SHORT PROBLEM: Go through the entries and say how many lines contain the string "name". The number is the whole answer.

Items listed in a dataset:

····················

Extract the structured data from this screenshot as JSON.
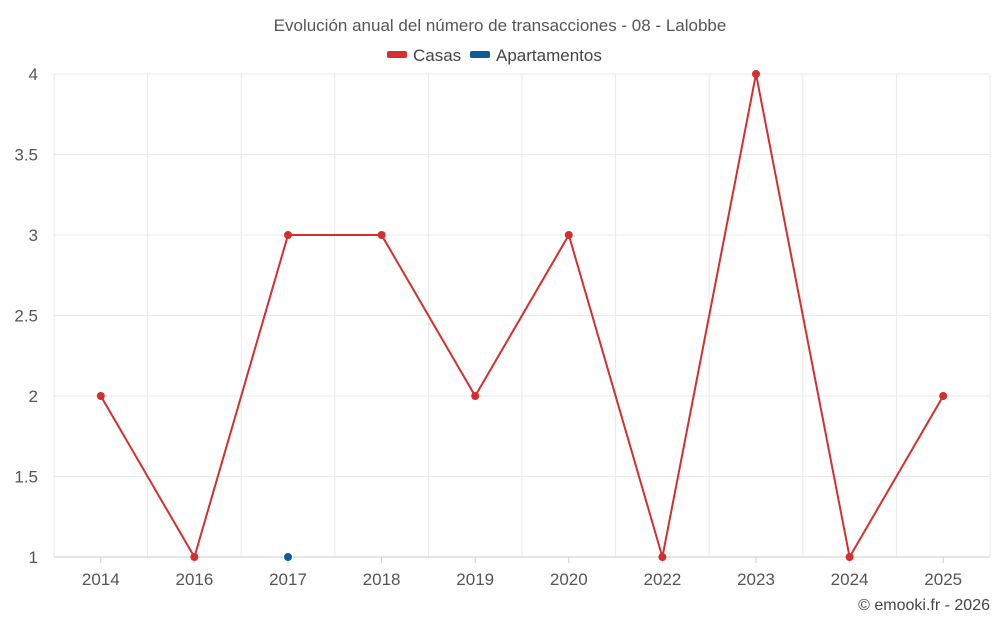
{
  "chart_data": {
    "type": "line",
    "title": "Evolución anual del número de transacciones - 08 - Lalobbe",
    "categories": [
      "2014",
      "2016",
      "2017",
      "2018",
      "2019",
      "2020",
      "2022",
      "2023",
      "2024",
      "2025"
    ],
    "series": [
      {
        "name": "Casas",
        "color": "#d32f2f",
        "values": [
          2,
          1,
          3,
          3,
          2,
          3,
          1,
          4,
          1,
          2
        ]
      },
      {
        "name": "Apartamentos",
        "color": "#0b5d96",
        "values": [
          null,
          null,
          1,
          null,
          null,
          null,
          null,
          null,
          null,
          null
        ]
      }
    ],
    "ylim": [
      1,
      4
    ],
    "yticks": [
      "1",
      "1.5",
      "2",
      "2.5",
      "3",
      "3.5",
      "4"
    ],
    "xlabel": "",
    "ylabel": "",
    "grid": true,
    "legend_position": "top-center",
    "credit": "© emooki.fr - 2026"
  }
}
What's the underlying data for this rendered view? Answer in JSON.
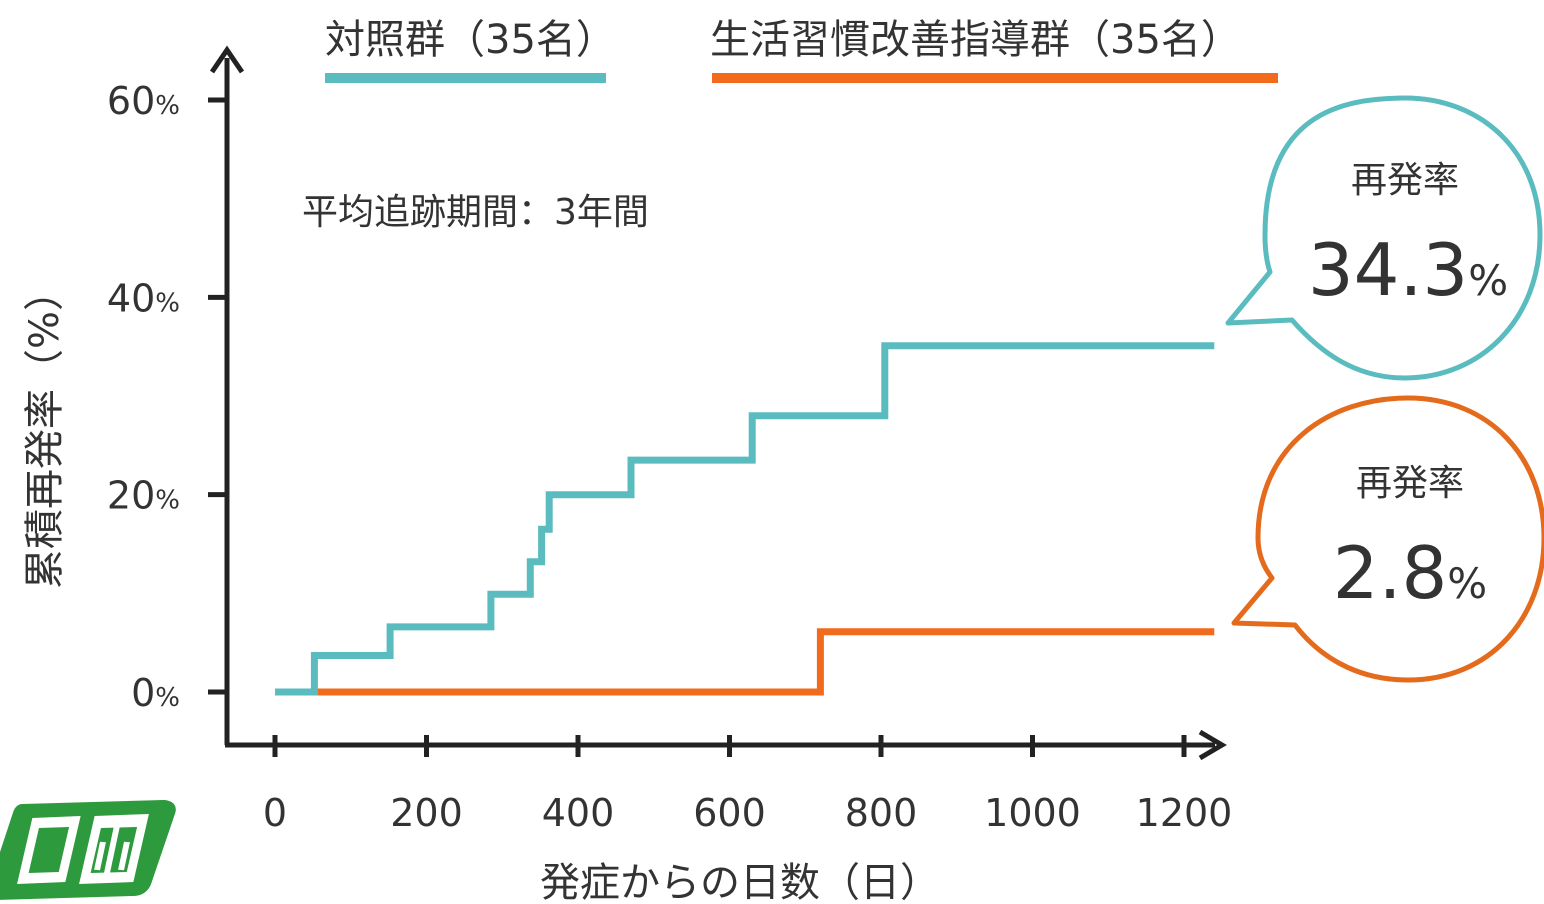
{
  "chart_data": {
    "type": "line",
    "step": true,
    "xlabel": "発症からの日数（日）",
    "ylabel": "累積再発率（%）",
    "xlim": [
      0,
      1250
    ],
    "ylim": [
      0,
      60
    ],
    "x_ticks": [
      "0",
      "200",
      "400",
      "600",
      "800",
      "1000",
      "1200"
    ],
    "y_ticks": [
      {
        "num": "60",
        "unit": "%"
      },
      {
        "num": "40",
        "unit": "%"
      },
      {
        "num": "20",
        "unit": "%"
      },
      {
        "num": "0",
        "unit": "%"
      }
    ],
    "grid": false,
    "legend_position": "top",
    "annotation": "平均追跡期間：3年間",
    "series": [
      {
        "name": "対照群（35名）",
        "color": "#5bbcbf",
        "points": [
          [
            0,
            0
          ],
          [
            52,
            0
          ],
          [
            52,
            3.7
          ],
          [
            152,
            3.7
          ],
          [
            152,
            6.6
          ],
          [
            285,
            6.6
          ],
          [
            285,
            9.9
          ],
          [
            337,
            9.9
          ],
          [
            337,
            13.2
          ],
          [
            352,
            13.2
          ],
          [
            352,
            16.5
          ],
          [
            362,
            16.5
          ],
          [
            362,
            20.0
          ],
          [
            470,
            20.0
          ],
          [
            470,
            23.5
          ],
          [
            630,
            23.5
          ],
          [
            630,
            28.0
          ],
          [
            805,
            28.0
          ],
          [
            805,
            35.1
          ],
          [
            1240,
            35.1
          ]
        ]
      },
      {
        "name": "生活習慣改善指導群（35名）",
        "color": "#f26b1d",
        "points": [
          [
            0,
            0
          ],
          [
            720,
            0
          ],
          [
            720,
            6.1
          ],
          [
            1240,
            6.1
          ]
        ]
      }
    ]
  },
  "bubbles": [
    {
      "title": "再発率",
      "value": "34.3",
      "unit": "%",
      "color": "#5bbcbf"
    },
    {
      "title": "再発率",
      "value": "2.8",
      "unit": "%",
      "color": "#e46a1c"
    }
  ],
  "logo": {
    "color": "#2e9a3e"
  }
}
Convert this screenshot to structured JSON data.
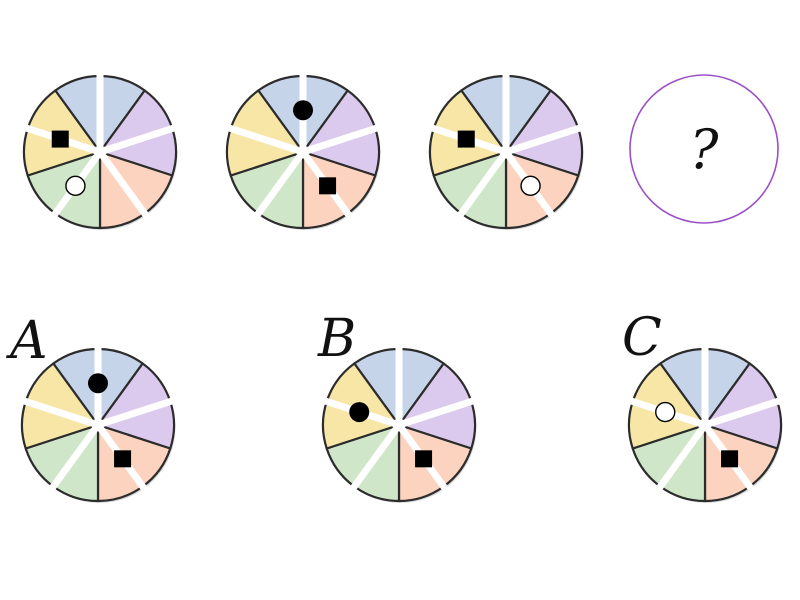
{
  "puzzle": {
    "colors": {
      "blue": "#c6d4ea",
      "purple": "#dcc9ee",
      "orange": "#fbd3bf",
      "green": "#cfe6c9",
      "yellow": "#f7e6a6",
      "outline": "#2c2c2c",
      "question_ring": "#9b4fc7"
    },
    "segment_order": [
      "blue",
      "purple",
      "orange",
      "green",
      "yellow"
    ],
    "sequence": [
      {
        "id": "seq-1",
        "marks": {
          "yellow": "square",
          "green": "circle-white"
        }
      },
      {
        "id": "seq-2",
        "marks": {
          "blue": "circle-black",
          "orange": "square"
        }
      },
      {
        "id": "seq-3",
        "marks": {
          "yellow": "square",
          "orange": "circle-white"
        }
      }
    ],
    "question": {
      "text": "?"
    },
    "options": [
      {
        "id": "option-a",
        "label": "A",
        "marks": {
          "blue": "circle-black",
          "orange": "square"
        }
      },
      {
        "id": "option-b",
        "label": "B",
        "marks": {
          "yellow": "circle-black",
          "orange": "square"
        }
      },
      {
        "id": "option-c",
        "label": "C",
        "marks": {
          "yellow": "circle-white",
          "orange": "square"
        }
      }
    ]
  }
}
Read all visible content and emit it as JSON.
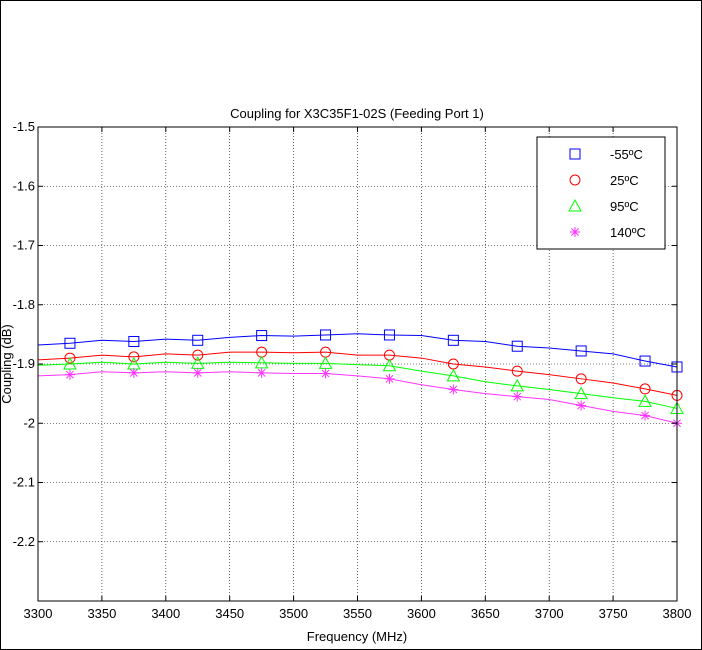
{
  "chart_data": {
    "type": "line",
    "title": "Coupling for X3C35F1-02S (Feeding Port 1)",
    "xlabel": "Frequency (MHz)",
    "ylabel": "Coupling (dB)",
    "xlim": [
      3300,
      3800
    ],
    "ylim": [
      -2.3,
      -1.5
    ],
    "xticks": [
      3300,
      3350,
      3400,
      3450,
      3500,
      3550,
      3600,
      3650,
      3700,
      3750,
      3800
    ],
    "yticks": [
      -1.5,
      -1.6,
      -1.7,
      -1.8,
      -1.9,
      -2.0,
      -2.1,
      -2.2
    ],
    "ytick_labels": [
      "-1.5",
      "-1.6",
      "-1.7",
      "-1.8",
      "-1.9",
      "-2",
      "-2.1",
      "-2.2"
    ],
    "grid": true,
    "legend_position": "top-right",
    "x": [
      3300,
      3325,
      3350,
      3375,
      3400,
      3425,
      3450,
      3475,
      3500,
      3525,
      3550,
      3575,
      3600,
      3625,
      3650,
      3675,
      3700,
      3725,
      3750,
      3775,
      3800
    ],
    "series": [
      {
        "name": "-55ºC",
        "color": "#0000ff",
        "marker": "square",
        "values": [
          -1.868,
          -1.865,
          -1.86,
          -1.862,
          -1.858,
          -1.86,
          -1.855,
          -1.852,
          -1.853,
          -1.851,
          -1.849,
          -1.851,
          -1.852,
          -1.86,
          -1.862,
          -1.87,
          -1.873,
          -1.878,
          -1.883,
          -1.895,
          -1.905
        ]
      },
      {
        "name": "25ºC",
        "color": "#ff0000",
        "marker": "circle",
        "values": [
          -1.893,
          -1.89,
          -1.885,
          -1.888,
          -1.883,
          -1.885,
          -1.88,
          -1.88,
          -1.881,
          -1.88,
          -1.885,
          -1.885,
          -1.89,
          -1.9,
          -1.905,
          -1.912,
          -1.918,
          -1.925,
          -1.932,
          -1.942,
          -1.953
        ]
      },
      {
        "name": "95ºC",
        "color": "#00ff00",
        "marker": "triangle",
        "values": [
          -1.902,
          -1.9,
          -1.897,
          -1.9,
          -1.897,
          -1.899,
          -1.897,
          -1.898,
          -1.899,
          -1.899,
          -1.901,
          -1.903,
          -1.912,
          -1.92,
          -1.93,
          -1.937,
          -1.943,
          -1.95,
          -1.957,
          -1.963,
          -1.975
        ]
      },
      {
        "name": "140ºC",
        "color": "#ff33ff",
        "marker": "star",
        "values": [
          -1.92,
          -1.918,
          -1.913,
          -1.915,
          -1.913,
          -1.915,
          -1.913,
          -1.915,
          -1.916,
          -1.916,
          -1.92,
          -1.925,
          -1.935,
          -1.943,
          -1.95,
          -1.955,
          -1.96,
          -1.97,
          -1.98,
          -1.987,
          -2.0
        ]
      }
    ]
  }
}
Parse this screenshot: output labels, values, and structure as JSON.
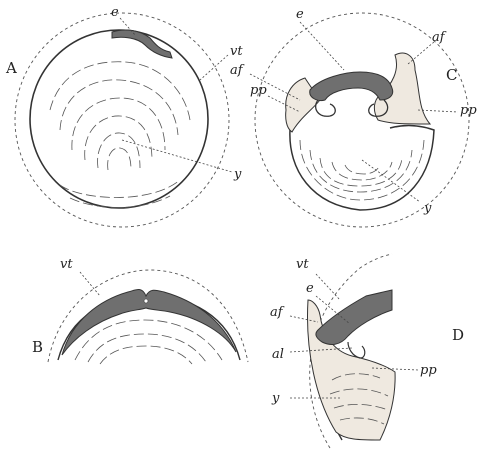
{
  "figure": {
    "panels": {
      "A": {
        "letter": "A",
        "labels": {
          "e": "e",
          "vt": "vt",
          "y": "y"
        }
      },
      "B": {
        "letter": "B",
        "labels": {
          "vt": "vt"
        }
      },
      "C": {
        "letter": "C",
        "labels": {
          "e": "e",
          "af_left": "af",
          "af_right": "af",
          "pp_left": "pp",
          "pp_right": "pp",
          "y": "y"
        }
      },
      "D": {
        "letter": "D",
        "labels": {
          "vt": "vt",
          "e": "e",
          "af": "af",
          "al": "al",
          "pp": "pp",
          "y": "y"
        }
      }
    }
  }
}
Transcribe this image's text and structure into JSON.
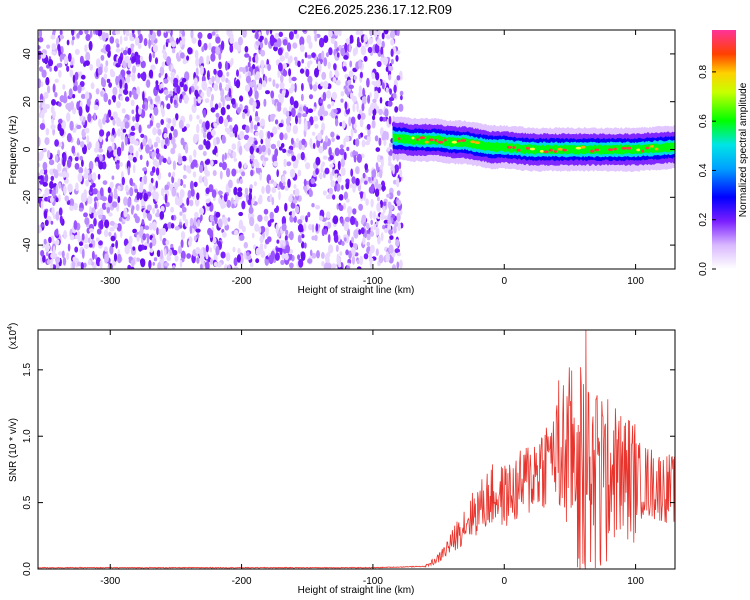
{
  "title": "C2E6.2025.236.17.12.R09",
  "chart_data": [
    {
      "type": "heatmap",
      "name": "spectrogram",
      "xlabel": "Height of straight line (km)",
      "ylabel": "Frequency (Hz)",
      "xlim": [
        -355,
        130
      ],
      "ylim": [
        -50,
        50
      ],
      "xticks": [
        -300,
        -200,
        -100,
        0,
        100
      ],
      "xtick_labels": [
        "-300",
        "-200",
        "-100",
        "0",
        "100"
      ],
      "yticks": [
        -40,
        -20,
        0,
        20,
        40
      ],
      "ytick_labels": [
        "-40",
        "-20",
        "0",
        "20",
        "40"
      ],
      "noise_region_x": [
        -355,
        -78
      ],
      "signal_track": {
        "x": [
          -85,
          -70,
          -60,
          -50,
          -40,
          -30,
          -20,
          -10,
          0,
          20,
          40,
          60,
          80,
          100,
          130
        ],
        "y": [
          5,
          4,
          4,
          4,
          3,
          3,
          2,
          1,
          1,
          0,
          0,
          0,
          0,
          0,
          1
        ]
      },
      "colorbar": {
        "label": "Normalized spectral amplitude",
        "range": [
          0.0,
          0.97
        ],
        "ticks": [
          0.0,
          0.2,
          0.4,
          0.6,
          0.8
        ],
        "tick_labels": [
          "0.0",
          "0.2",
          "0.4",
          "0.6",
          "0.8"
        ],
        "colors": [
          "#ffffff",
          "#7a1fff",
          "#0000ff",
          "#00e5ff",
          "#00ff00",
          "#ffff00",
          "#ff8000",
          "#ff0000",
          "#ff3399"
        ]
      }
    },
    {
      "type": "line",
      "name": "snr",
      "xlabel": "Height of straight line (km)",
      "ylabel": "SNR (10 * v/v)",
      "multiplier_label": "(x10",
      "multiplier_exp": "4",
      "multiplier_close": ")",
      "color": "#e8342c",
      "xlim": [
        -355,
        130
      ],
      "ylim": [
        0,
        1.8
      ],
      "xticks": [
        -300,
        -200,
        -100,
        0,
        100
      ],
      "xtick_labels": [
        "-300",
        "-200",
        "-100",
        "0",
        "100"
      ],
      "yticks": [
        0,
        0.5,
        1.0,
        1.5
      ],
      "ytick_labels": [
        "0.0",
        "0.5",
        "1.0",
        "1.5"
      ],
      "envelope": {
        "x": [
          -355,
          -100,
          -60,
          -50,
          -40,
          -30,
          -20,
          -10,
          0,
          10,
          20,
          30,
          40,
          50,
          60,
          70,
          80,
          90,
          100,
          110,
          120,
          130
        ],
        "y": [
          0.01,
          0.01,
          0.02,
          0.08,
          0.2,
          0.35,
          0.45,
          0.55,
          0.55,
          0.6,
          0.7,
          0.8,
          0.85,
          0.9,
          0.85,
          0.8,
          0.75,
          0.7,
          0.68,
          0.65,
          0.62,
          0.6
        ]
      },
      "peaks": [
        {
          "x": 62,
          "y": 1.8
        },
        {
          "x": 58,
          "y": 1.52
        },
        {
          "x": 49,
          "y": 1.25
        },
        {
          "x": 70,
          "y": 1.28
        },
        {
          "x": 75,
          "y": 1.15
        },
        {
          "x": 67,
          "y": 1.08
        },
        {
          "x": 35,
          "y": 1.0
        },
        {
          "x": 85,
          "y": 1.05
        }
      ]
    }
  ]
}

····················

TASK SOLUTION: 10